Exercise objective: Write out, character for character, the line containing "Extract all readable text from this page." and all lines after it up to the end of the listing.
========
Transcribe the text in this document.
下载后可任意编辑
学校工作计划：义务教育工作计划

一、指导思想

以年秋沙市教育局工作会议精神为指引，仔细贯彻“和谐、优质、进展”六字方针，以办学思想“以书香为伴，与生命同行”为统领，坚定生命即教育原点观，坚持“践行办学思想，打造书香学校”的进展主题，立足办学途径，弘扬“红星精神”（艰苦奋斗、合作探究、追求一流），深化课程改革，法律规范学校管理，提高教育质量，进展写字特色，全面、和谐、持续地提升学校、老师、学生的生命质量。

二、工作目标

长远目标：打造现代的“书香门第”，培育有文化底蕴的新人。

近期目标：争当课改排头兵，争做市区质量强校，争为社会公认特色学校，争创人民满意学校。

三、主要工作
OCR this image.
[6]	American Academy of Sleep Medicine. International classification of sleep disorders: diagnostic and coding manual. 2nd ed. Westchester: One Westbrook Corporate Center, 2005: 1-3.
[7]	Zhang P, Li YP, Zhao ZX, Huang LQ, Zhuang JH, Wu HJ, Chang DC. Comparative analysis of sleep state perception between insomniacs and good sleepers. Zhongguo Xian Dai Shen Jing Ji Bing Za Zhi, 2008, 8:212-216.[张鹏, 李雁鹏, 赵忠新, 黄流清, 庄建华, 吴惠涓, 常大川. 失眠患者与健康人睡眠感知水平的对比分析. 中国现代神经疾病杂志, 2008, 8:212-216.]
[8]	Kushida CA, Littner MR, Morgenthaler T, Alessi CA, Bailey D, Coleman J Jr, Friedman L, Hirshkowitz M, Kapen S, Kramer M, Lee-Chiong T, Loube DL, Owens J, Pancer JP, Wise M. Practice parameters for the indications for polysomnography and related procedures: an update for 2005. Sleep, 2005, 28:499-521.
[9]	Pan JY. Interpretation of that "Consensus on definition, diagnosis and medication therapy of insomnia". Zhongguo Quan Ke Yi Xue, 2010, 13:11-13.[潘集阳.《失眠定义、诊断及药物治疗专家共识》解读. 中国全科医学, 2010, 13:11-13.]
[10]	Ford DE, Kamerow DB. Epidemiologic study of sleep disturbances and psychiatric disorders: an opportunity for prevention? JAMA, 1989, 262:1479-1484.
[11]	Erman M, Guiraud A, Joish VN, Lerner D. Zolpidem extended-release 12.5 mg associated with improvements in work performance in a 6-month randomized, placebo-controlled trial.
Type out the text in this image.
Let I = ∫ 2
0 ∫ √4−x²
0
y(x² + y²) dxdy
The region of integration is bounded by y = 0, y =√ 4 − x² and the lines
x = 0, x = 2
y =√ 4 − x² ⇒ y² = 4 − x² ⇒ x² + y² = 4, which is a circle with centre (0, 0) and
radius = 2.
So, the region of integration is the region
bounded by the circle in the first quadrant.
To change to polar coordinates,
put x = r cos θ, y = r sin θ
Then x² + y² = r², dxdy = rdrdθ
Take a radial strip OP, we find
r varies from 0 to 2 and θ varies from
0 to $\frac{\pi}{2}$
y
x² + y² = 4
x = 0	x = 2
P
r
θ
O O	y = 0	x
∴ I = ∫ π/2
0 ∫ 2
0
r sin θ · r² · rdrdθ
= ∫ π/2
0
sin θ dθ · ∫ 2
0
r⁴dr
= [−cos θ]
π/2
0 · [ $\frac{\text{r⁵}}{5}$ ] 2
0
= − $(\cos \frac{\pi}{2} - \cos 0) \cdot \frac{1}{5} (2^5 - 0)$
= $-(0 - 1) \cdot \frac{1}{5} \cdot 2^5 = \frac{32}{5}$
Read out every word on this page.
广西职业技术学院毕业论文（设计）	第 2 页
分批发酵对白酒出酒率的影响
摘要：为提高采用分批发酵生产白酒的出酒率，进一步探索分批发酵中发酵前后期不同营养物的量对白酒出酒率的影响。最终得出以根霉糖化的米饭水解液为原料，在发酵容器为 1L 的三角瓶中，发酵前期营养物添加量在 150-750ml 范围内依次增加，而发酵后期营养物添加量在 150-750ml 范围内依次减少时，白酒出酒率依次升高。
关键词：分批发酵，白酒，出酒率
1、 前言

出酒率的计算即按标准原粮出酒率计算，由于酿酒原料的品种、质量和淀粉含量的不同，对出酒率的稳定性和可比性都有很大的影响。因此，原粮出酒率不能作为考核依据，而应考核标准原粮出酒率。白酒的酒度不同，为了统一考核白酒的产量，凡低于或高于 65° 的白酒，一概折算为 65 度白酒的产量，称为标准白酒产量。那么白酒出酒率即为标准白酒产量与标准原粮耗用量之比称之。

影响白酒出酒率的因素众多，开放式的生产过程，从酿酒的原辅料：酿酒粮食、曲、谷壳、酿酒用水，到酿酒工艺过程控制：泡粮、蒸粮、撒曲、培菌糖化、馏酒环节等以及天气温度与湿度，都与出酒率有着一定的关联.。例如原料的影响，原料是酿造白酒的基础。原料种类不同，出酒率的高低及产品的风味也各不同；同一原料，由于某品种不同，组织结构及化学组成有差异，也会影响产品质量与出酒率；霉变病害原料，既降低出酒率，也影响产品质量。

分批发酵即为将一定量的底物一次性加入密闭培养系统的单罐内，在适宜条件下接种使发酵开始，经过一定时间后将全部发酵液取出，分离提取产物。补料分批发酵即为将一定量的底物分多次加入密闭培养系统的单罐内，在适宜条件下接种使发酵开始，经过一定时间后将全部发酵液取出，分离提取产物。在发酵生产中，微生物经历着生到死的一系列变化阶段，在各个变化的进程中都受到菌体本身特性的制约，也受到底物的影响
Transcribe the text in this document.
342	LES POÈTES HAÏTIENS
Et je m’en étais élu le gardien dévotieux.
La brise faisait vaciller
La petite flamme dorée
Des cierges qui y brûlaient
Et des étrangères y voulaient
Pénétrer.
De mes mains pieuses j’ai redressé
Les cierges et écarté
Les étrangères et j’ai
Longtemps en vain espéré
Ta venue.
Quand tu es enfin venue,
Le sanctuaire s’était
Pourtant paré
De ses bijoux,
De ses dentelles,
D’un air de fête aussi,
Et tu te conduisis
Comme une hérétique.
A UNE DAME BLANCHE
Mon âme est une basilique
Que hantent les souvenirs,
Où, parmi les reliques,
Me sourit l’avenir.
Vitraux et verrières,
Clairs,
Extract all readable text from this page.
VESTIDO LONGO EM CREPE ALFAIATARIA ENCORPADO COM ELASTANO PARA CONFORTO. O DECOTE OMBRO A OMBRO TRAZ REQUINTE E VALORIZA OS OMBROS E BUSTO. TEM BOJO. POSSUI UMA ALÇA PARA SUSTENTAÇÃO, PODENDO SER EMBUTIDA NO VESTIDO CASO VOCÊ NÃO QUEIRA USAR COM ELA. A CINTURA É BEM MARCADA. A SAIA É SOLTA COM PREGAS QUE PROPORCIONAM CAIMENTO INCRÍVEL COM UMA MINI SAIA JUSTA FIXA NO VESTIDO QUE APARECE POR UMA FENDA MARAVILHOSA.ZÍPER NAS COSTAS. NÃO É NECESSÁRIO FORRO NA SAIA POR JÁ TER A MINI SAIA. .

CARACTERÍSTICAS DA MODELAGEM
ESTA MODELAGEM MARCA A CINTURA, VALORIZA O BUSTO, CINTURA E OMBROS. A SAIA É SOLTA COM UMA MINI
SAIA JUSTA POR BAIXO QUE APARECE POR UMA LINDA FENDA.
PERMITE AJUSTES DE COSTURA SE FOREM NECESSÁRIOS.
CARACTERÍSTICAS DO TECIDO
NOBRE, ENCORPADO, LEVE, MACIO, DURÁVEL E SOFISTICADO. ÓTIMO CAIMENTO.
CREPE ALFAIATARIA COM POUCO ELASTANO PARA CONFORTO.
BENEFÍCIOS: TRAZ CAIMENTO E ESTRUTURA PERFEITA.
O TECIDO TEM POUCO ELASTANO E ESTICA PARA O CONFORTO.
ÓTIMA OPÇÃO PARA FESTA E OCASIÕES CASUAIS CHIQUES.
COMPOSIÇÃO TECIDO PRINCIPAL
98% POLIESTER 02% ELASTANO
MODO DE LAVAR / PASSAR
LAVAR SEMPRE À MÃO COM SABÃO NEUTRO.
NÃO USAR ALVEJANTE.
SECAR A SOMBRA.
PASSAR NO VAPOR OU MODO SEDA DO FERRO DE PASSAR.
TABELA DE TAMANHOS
========
Output for this task:
Extract all readable text from this page.
VESTIDO LONGO EM CREPE ALFAIATARIA ENCORPADO COM ELASTANO PARA CONFORTO. O DECOTE OMBRO A OMBRO TRAZ REQUINTE E VALORIZA OS OMBROS E BUSTO. TEM BOJO. POSSUI UMA ALÇA PARA SUSTENTAÇÃO, PODENDO SER EMBUTIDA NO VESTIDO CASO VOCÊ NÃO QUEIRA USAR COM ELA. A CINTURA É BEM MARCADA. A SAIA É SOLTA COM PREGAS QUE PROPORCIONAM CAIMENTO INCRÍVEL COM UMA MINI SAIA JUSTA FIXA NO VESTIDO QUE APARECE POR UMA FENDA MARAVILHOSA.ZÍPER NAS COSTAS. NÃO É NECESSÁRIO FORRO NA SAIA POR JÁ TER A MINI SAIA. .

CARACTERÍSTICAS DA MODELAGEM
ESTA MODELAGEM MARCA A CINTURA, VALORIZA O BUSTO, CINTURA E OMBROS. A SAIA É SOLTA COM UMA MINI
SAIA JUSTA POR BAIXO QUE APARECE POR UMA LINDA FENDA.
PERMITE AJUSTES DE COSTURA SE FOREM NECESSÁRIOS.
CARACTERÍSTICAS DO TECIDO
NOBRE, ENCORPADO, LEVE, MACIO, DURÁVEL E SOFISTICADO. ÓTIMO CAIMENTO.
CREPE ALFAIATARIA COM POUCO ELASTANO PARA CONFORTO.
BENEFÍCIOS: TRAZ CAIMENTO E ESTRUTURA PERFEITA.
O TECIDO TEM POUCO ELASTANO E ESTICA PARA O CONFORTO.
ÓTIMA OPÇÃO PARA FESTA E OCASIÕES CASUAIS CHIQUES.
COMPOSIÇÃO TECIDO PRINCIPAL
98% POLIESTER 02% ELASTANO
MODO DE LAVAR / PASSAR
LAVAR SEMPRE À MÃO COM SABÃO NEUTRO.
NÃO USAR ALVEJANTE.
SECAR A SOMBRA.
PASSAR NO VAPOR OU MODO SEDA DO FERRO DE PASSAR.
TABELA DE TAMANHOS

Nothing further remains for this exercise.